◆ WHAT YOU NEED TO DO ◆
Write out the whole listing again, exactly as given.

--- BEGIN ---

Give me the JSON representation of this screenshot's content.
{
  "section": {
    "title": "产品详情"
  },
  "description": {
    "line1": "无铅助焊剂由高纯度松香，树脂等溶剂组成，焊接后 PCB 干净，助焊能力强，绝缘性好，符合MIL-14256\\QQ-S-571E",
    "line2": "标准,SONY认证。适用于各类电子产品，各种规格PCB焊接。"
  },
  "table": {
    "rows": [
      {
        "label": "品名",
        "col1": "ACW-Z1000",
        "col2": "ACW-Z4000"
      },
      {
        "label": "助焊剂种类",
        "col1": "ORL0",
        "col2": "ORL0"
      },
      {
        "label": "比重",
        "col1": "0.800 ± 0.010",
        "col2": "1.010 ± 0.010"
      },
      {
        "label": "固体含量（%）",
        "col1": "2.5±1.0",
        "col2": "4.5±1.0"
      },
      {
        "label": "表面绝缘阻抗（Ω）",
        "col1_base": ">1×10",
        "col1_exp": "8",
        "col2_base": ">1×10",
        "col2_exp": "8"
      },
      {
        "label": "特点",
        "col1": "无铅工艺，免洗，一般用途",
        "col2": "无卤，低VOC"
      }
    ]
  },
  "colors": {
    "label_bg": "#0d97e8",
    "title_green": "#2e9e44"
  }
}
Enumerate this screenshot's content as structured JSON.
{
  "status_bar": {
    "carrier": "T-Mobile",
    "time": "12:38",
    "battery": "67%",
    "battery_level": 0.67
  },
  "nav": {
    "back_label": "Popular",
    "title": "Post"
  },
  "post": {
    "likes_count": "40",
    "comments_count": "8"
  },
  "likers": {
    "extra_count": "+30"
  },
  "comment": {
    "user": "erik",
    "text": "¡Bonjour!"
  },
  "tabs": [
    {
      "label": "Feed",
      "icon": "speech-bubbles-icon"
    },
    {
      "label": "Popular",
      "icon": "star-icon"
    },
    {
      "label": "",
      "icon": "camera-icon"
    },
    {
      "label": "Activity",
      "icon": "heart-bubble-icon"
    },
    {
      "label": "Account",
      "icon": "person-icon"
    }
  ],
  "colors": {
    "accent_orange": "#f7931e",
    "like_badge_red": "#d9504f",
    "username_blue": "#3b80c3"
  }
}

--- END ---

◆ EXPECTED ANSWER ◆
Give me the JSON representation of this screenshot's content.
{
  "section": {
    "title": "产品详情"
  },
  "description": {
    "line1": "无铅助焊剂由高纯度松香，树脂等溶剂组成，焊接后 PCB 干净，助焊能力强，绝缘性好，符合MIL-14256\\QQ-S-571E",
    "line2": "标准,SONY认证。适用于各类电子产品，各种规格PCB焊接。"
  },
  "table": {
    "rows": [
      {
        "label": "品名",
        "col1": "ACW-Z1000",
        "col2": "ACW-Z4000"
      },
      {
        "label": "助焊剂种类",
        "col1": "ORL0",
        "col2": "ORL0"
      },
      {
        "label": "比重",
        "col1": "0.800 ± 0.010",
        "col2": "1.010 ± 0.010"
      },
      {
        "label": "固体含量（%）",
        "col1": "2.5±1.0",
        "col2": "4.5±1.0"
      },
      {
        "label": "表面绝缘阻抗（Ω）",
        "col1_base": ">1×10",
        "col1_exp": "8",
        "col2_base": ">1×10",
        "col2_exp": "8"
      },
      {
        "label": "特点",
        "col1": "无铅工艺，免洗，一般用途",
        "col2": "无卤，低VOC"
      }
    ]
  },
  "colors": {
    "label_bg": "#0d97e8",
    "title_green": "#2e9e44"
  }
}
Enumerate this screenshot's content as structured JSON.
{
  "status_bar": {
    "carrier": "T-Mobile",
    "time": "12:38",
    "battery": "67%",
    "battery_level": 0.67
  },
  "nav": {
    "back_label": "Popular",
    "title": "Post"
  },
  "post": {
    "likes_count": "40",
    "comments_count": "8"
  },
  "likers": {
    "extra_count": "+30"
  },
  "comment": {
    "user": "erik",
    "text": "¡Bonjour!"
  },
  "tabs": [
    {
      "label": "Feed",
      "icon": "speech-bubbles-icon"
    },
    {
      "label": "Popular",
      "icon": "star-icon"
    },
    {
      "label": "",
      "icon": "camera-icon"
    },
    {
      "label": "Activity",
      "icon": "heart-bubble-icon"
    },
    {
      "label": "Account",
      "icon": "person-icon"
    }
  ],
  "colors": {
    "accent_orange": "#f7931e",
    "like_badge_red": "#d9504f",
    "username_blue": "#3b80c3"
  }
}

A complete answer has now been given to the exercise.